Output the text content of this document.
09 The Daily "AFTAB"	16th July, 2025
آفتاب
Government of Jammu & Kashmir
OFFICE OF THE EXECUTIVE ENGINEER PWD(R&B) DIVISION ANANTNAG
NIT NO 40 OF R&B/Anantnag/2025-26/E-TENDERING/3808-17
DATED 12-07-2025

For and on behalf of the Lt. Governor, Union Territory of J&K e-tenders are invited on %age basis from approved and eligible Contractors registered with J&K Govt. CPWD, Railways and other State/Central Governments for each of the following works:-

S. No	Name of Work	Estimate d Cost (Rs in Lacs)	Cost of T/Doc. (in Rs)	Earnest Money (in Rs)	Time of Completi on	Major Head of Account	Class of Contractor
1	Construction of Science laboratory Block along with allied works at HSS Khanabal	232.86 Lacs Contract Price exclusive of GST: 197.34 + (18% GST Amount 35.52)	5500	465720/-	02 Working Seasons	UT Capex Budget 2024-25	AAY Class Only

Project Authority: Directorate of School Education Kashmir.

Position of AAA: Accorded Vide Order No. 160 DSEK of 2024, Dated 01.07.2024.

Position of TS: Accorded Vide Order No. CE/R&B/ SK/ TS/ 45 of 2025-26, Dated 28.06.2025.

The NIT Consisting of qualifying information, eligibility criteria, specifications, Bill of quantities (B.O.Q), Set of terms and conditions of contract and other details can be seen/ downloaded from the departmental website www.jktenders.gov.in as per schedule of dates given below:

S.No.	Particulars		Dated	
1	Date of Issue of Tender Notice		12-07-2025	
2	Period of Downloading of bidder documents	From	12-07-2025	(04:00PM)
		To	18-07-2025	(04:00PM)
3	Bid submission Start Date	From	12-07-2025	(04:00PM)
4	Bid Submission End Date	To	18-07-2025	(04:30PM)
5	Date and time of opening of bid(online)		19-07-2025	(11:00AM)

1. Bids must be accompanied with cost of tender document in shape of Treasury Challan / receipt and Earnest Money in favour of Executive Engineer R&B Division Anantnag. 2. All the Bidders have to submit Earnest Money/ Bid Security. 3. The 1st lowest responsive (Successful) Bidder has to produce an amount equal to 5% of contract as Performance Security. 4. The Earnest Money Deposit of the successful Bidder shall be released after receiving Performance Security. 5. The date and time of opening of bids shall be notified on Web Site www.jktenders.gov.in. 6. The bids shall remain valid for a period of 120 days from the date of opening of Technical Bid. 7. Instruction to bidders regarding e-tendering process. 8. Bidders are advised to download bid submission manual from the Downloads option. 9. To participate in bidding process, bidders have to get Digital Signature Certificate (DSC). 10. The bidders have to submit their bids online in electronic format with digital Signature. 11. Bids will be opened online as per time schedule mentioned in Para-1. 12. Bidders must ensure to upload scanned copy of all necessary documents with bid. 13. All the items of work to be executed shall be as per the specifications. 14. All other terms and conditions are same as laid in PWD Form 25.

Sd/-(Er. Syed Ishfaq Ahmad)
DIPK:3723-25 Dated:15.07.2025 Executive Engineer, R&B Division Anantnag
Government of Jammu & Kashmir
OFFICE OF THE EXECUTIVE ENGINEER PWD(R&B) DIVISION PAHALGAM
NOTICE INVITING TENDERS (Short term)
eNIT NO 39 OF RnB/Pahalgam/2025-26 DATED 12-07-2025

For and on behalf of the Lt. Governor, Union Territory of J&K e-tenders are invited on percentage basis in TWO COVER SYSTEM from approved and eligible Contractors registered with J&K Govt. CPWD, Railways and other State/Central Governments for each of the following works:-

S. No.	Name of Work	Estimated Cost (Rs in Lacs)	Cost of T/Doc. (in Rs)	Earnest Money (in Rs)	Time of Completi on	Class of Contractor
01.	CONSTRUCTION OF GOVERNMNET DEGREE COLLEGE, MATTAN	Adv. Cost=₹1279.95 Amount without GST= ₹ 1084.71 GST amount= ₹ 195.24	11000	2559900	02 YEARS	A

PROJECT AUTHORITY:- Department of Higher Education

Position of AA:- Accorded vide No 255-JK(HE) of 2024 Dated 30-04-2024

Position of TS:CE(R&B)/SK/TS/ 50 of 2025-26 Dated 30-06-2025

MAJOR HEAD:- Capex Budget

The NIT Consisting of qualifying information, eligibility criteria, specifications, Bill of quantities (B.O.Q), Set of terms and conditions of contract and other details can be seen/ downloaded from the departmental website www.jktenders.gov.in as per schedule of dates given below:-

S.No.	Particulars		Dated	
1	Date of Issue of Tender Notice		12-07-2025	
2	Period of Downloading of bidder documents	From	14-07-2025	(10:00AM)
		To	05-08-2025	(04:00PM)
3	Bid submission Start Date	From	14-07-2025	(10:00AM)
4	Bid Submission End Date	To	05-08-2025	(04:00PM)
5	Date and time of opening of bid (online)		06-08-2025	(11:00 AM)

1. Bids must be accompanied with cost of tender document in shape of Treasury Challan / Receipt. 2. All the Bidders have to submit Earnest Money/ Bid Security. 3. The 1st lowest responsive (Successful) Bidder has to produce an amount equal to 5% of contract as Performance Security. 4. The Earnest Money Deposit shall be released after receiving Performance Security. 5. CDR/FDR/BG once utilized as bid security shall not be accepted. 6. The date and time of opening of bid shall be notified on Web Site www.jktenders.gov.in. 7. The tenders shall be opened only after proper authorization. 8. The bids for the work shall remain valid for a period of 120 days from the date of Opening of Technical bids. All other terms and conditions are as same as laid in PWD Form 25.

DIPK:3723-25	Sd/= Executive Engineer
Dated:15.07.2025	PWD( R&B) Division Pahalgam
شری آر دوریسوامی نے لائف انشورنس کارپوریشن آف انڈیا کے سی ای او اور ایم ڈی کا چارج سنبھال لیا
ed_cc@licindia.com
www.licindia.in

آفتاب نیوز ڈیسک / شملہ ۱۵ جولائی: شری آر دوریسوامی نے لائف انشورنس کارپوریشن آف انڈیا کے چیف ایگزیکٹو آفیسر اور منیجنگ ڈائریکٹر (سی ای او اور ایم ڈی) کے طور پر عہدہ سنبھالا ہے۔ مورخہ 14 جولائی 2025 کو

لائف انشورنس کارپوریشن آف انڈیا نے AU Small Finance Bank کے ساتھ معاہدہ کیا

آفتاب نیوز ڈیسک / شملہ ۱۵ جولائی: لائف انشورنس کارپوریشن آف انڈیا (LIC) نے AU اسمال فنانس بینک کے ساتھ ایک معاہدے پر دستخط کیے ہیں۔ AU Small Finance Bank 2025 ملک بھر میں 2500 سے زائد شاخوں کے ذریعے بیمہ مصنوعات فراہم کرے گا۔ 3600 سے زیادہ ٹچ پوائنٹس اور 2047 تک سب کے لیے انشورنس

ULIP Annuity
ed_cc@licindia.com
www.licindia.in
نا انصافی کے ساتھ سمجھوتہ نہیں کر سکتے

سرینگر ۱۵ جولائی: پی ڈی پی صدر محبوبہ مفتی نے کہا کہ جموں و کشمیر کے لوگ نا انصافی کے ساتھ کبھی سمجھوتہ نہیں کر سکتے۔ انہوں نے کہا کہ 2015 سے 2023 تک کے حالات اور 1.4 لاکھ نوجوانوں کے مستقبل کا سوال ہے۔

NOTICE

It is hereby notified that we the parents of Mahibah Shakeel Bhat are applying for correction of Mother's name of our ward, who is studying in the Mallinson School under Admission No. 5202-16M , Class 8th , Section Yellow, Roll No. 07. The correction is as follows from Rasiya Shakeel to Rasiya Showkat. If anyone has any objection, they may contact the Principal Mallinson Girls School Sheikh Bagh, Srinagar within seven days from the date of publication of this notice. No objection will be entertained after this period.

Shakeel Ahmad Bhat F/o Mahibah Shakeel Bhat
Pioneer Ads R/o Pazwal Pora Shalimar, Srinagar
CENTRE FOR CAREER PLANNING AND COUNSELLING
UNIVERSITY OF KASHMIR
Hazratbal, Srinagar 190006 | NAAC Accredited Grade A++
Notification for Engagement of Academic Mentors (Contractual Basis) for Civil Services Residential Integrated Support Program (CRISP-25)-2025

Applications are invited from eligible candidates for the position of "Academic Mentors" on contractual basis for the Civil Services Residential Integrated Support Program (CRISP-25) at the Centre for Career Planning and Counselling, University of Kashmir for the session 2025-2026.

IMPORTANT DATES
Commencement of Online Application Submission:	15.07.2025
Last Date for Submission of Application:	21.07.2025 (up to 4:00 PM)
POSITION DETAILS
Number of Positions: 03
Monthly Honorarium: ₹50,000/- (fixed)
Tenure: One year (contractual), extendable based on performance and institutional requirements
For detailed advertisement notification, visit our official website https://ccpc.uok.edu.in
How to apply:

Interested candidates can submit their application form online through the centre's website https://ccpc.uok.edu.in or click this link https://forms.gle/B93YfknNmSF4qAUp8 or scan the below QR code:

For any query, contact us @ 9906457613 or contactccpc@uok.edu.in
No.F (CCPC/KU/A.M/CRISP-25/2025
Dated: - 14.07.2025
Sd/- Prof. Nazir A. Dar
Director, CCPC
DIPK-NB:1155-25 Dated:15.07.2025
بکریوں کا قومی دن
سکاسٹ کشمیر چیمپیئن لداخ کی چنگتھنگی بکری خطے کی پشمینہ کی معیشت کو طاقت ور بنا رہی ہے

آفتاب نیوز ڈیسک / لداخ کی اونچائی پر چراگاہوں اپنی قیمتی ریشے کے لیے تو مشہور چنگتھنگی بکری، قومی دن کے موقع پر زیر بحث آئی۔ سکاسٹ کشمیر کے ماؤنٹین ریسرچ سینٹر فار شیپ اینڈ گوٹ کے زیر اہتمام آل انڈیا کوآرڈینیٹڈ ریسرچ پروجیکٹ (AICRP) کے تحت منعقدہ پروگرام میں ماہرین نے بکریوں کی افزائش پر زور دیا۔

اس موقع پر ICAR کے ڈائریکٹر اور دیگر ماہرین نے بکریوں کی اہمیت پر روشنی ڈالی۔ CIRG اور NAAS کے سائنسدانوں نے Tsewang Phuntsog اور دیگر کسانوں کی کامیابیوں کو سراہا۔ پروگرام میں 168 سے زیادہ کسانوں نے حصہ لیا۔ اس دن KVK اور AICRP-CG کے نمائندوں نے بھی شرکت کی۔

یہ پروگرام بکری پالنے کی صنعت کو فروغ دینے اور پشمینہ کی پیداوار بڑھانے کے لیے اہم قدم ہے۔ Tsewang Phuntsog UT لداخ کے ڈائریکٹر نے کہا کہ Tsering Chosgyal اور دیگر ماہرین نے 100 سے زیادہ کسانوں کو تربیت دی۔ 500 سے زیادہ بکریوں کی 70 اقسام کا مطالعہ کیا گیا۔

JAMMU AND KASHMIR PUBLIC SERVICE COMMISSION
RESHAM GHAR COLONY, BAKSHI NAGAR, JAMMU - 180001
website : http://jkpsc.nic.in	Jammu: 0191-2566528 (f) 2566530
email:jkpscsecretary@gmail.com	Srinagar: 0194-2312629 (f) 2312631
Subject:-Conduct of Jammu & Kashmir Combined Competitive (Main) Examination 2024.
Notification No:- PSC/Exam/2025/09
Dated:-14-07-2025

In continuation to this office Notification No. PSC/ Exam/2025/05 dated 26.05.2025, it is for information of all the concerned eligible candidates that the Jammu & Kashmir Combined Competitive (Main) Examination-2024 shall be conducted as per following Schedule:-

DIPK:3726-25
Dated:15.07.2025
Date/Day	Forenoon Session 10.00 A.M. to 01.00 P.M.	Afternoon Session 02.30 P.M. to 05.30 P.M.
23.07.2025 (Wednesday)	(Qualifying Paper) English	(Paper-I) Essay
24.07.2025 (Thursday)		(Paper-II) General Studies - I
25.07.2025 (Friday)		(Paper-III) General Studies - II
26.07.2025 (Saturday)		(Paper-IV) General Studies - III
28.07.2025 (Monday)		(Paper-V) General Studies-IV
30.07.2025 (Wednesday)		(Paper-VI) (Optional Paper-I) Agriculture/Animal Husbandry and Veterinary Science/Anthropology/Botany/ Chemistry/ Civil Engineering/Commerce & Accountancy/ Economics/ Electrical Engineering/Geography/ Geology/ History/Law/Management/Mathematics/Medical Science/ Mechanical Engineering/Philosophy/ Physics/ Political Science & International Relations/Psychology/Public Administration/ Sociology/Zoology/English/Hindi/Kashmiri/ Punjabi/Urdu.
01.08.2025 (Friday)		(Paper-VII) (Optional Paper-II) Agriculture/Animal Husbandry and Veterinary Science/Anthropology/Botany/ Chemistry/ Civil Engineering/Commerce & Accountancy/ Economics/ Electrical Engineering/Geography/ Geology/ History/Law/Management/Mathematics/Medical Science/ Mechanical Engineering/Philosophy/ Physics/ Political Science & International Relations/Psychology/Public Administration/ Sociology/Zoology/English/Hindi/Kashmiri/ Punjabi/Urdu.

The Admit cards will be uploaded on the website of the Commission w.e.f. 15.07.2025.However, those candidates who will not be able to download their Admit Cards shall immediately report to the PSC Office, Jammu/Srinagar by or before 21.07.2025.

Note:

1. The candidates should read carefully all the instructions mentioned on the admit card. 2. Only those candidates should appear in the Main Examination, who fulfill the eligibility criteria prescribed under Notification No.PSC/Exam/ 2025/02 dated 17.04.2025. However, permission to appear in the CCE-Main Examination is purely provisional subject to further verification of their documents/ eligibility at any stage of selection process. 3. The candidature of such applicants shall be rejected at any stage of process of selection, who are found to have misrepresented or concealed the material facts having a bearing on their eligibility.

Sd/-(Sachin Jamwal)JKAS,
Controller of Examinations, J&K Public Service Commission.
■ ■ ■ ■ ■
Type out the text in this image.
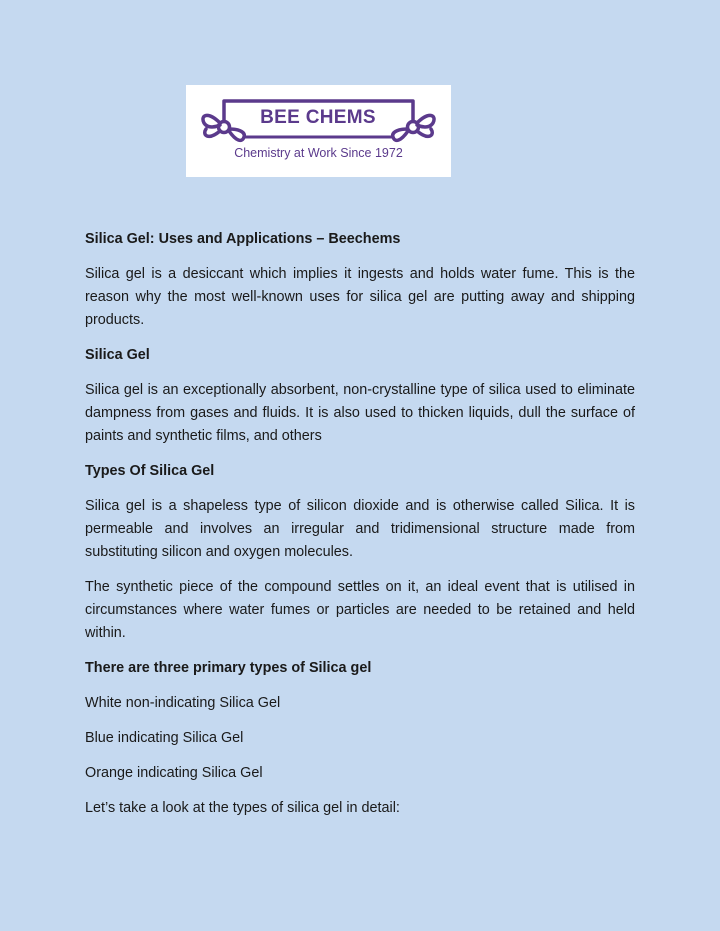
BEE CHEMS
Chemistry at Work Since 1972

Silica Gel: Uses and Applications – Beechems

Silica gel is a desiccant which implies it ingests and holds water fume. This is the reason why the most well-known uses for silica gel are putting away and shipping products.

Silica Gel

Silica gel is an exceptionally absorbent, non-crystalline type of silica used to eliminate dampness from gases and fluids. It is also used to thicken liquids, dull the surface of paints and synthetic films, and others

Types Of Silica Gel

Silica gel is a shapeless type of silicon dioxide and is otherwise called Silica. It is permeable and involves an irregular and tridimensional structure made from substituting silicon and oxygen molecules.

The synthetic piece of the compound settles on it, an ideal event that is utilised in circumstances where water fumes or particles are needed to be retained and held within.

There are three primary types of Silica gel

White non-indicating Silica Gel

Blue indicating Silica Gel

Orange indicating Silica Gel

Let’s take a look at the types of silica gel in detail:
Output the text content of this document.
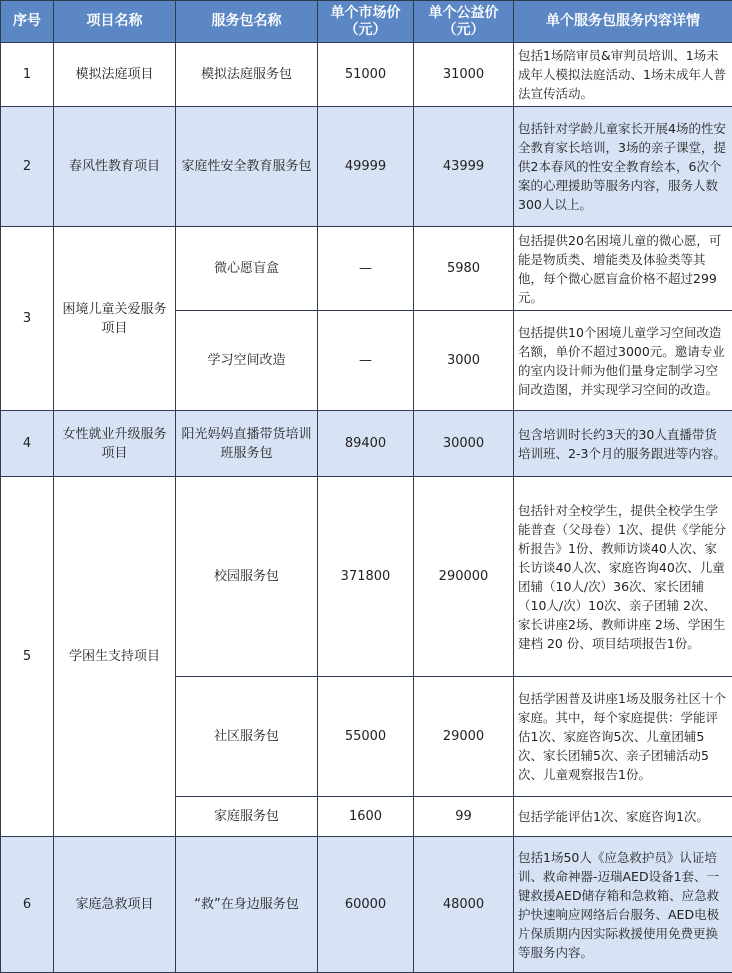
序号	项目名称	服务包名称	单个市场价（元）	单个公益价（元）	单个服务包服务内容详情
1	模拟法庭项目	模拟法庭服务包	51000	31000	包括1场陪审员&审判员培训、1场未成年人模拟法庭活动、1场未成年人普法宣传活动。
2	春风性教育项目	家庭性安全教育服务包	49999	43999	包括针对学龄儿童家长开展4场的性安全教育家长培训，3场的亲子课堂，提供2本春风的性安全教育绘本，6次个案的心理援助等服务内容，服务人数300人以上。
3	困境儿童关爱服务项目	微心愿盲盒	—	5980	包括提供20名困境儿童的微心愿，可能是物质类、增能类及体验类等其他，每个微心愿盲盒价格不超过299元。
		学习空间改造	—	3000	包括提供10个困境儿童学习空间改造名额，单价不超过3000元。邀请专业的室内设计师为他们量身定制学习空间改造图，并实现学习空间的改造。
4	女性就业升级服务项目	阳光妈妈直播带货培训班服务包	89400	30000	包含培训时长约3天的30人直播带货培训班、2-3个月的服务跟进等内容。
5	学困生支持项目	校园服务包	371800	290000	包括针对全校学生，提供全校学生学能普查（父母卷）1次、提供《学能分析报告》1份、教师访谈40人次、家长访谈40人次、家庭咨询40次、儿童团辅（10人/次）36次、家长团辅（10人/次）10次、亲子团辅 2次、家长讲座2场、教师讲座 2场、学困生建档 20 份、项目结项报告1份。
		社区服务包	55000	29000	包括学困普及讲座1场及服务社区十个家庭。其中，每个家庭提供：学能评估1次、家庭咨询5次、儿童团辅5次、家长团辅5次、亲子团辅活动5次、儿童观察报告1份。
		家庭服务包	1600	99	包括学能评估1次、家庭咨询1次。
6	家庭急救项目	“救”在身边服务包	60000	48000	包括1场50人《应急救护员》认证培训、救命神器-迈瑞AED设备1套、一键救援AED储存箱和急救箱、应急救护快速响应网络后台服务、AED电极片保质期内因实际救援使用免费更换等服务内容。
■ ■ ■ ■ ■
→ **What is asked**: Check each line of the records for the string "Bhat" and state how many lines contain it. Give only the number.

→ **Solved problem**: 2